** START OF Source material **
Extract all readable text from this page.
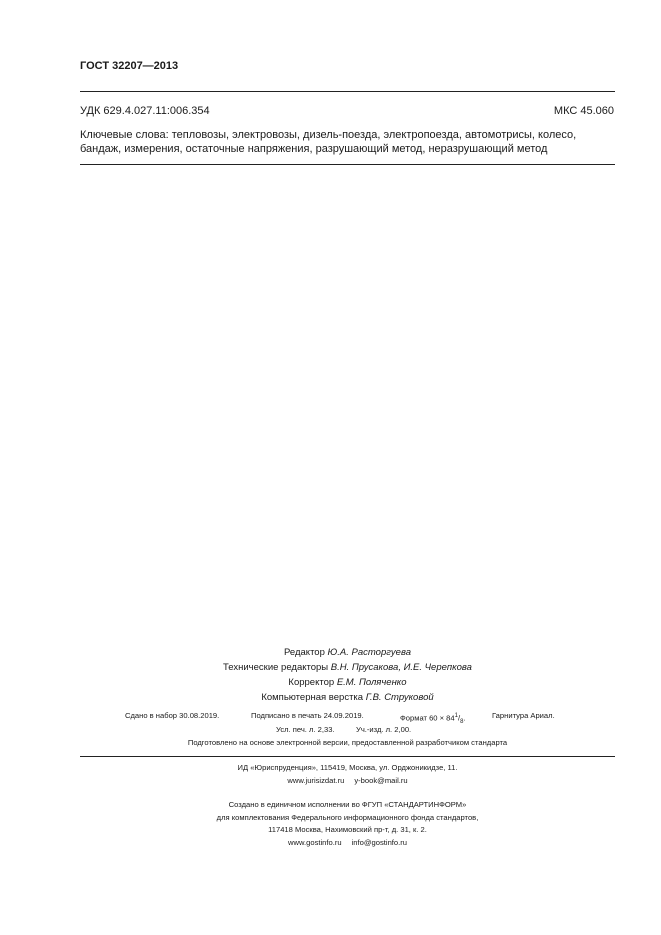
ГОСТ 32207—2013
УДК 629.4.027.11:006.354	МКС 45.060
Ключевые слова: тепловозы, электровозы, дизель-поезда, электропоезда, автомотрисы, колесо, бандаж, измерения, остаточные напряжения, разрушающий метод, неразрушающий метод
Редактор Ю.А. Расторгуева
Технические редакторы В.Н. Прусакова, И.Е. Черепкова
Корректор Е.М. Поляченко
Компьютерная верстка Г.В. Струковой
Сдано в набор 30.08.2019.	Подписано в печать 24.09.2019.	Формат $60 \times 84^1/_8$.	Гарнитура Ариал.
Усл. печ. л. 2,33.	Уч.-изд. л. 2,00.
Подготовлено на основе электронной версии, предоставленной разработчиком стандарта
ИД «Юриспруденция», 115419, Москва, ул. Орджоникидзе, 11.
www.jurisizdat.ru y-book@mail.ru
Создано в единичном исполнении во ФГУП «СТАНДАРТИНФОРМ»
для комплектования Федерального информационного фонда стандартов,
117418 Москва, Нахимовский пр-т, д. 31, к. 2.
www.gostinfo.ru info@gostinfo.ru
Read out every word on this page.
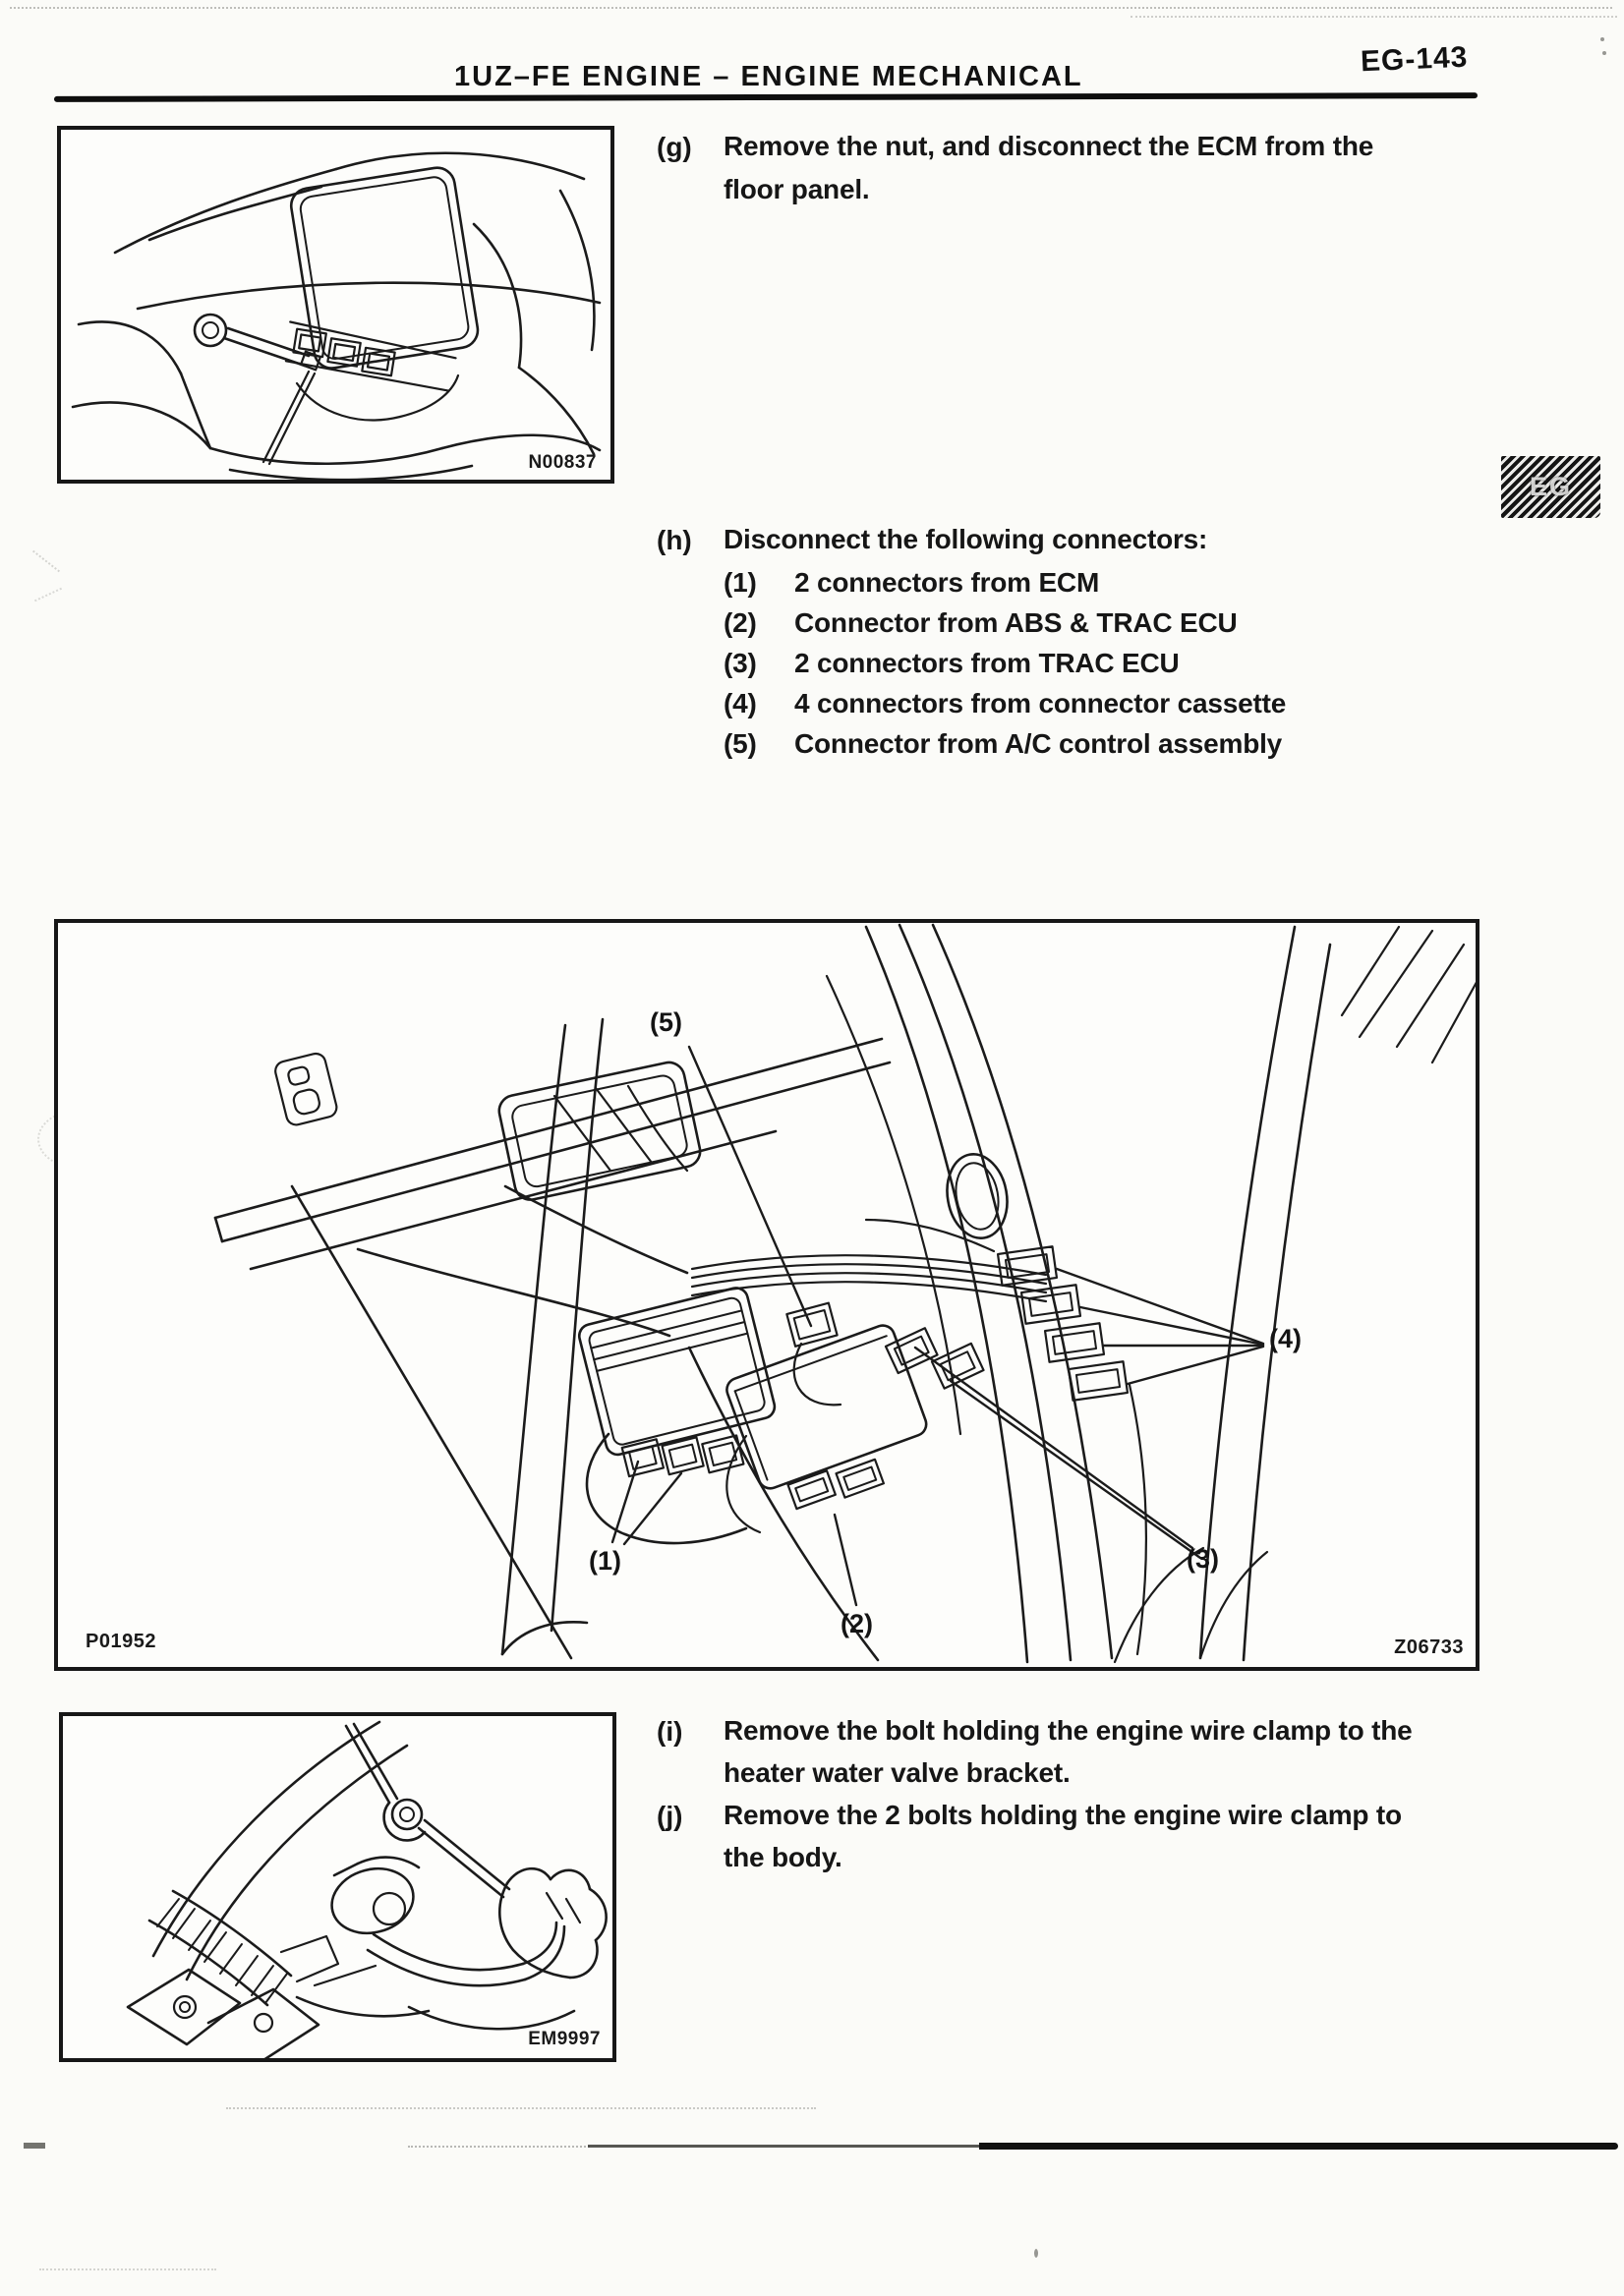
1UZ–FE ENGINE – ENGINE MECHANICAL	EG-143
N00837
(g) Remove the nut, and disconnect the ECM from the
floor panel.
EG
(h) Disconnect the following connectors:
(1) 2 connectors from ECM
(2) Connector from ABS & TRAC ECU
(3) 2 connectors from TRAC ECU
(4) 4 connectors from connector cassette
(5) Connector from A/C control assembly
(5)
(1)
(2)
(3)
(4)
P01952	Z06733
EM9997
(i) Remove the bolt holding the engine wire clamp to the
heater water valve bracket.
(j) Remove the 2 bolts holding the engine wire clamp to
the body.
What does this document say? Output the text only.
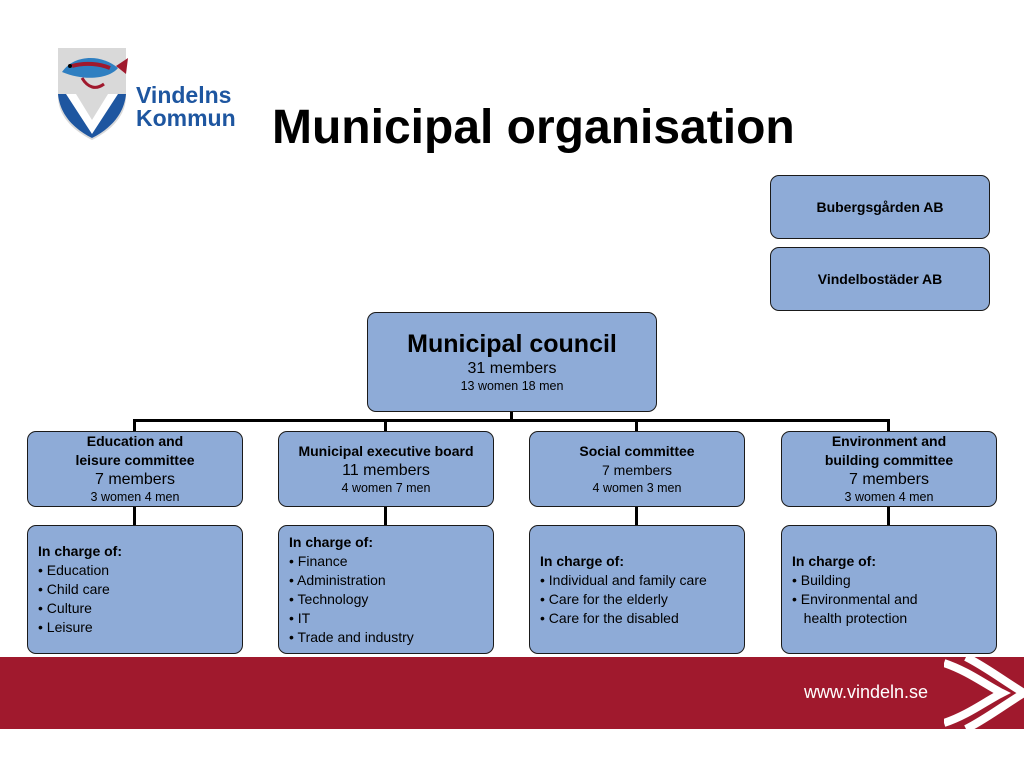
Vindelns
Kommun Municipal organisation
Bubergsgården AB
Vindelbostäder AB
Municipal council
31 members
13 women 18 men
Education and
leisure committee
7 members
3 women 4 men
Municipal executive board
11 members
4 women 7 men
Social committee
7 members
4 women 3 men
Environment and
building committee
7 members
3 women 4 men
In charge of:
• Education
• Child care
• Culture
• Leisure
In charge of:
• Finance
• Administration
• Technology
• IT
• Trade and industry
In charge of:
• Individual and family care
• Care for the elderly
• Care for the disabled
In charge of:
• Building
• Environmental and
health protection
www.vindeln.se
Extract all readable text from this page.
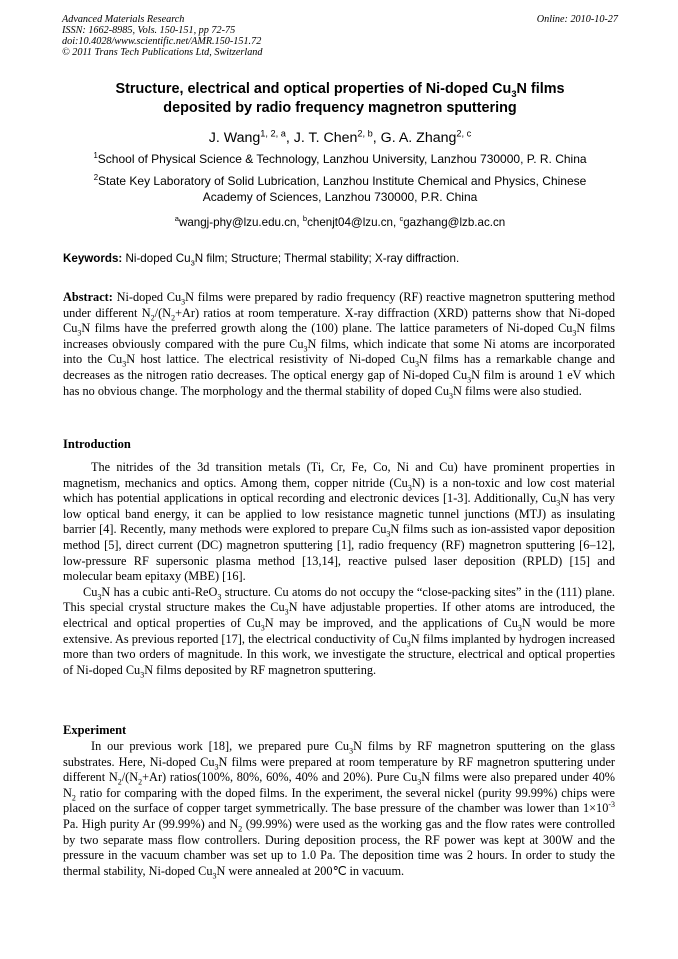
Advanced Materials Research
ISSN: 1662-8985, Vols. 150-151, pp 72-75
doi:10.4028/www.scientific.net/AMR.150-151.72
© 2011 Trans Tech Publications Ltd, Switzerland
Online: 2010-10-27
Structure, electrical and optical properties of Ni-doped $Cu_3N$ films
deposited by radio frequency magnetron sputtering
J. Wang$^{1, 2, a}$, J. T. Chen$^{2, b}$, G. A. Zhang$^{2, c}$
$^1$School of Physical Science & Technology, Lanzhou University, Lanzhou 730000, P. R. China
$^2$State Key Laboratory of Solid Lubrication, Lanzhou Institute Chemical and Physics, Chinese
Academy of Sciences, Lanzhou 730000, P.R. China
$^a$wangj-phy@lzu.edu.cn, $^b$chenjt04@lzu.cn, $^c$gazhang@lzb.ac.cn
Keywords: Ni-doped $Cu_3N$ film; Structure; Thermal stability; X-ray diffraction.
Abstract: Ni-doped $Cu_3N$ films were prepared by radio frequency (RF) reactive magnetron sputtering method under different $N_2/(N_2+Ar)$ ratios at room temperature. X-ray diffraction (XRD) patterns show that Ni-doped $Cu_3N$ films have the preferred growth along the (100) plane. The lattice parameters of Ni-doped $Cu_3N$ films increases obviously compared with the pure $Cu_3N$ films, which indicate that some Ni atoms are incorporated into the $Cu_3N$ host lattice. The electrical resistivity of Ni-doped $Cu_3N$ films has a remarkable change and decreases as the nitrogen ratio decreases. The optical energy gap of Ni-doped $Cu_3N$ film is around 1 eV which has no obvious change. The morphology and the thermal stability of doped $Cu_3N$ films were also studied.
Introduction

The nitrides of the 3d transition metals (Ti, Cr, Fe, Co, Ni and Cu) have prominent properties in magnetism, mechanics and optics. Among them, copper nitride $(Cu_3N)$ is a non-toxic and low cost material which has potential applications in optical recording and electronic devices [1-3]. Additionally, $Cu_3N$ has very low optical band energy, it can be applied to low resistance magnetic tunnel junctions (MTJ) as insulating barrier [4]. Recently, many methods were explored to prepare $Cu_3N$ films such as ion-assisted vapor deposition method [5], direct current (DC) magnetron sputtering [1], radio frequency (RF) magnetron sputtering [6–12], low-pressure RF supersonic plasma method [13,14], reactive pulsed laser deposition (RPLD) [15] and molecular beam epitaxy (MBE) [16].

$Cu_3N$ has a cubic anti-ReO$_3$ structure. Cu atoms do not occupy the “close-packing sites” in the (111) plane. This special crystal structure makes the $Cu_3N$ have adjustable properties. If other atoms are introduced, the electrical and optical properties of $Cu_3N$ may be improved, and the applications of $Cu_3N$ would be more extensive. As previous reported [17], the electrical conductivity of $Cu_3N$ films implanted by hydrogen increased more than two orders of magnitude. In this work, we investigate the structure, electrical and optical properties of Ni-doped $Cu_3N$ films deposited by RF magnetron sputtering.

Experiment

In our previous work [18], we prepared pure $Cu_3N$ films by RF magnetron sputtering on the glass substrates. Here, Ni-doped $Cu_3N$ films were prepared at room temperature by RF magnetron sputtering under different $N_2/(N_2+Ar)$ ratios(100%, 80%, 60%, 40% and 20%). Pure $Cu_3N$ films were also prepared under 40% $N_2$ ratio for comparing with the doped films. In the experiment, the several nickel (purity 99.99%) chips were placed on the surface of copper target symmetrically. The base pressure of the chamber was lower than $1\times 10^{-3}$ Pa. High purity Ar (99.99%) and $N_2$ (99.99%) were used as the working gas and the flow rates were controlled by two separate mass flow controllers. During deposition process, the RF power was kept at 300W and the pressure in the vacuum chamber was set up to 1.0 Pa. The deposition time was 2 hours. In order to study the thermal stability, Ni-doped $Cu_3N$ were annealed at 200℃ in vacuum.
** END OF Source material **
Which lines contain the word "Municipal"? Copy each one.

Kommun Municipal organisation
Municipal council
Municipal executive board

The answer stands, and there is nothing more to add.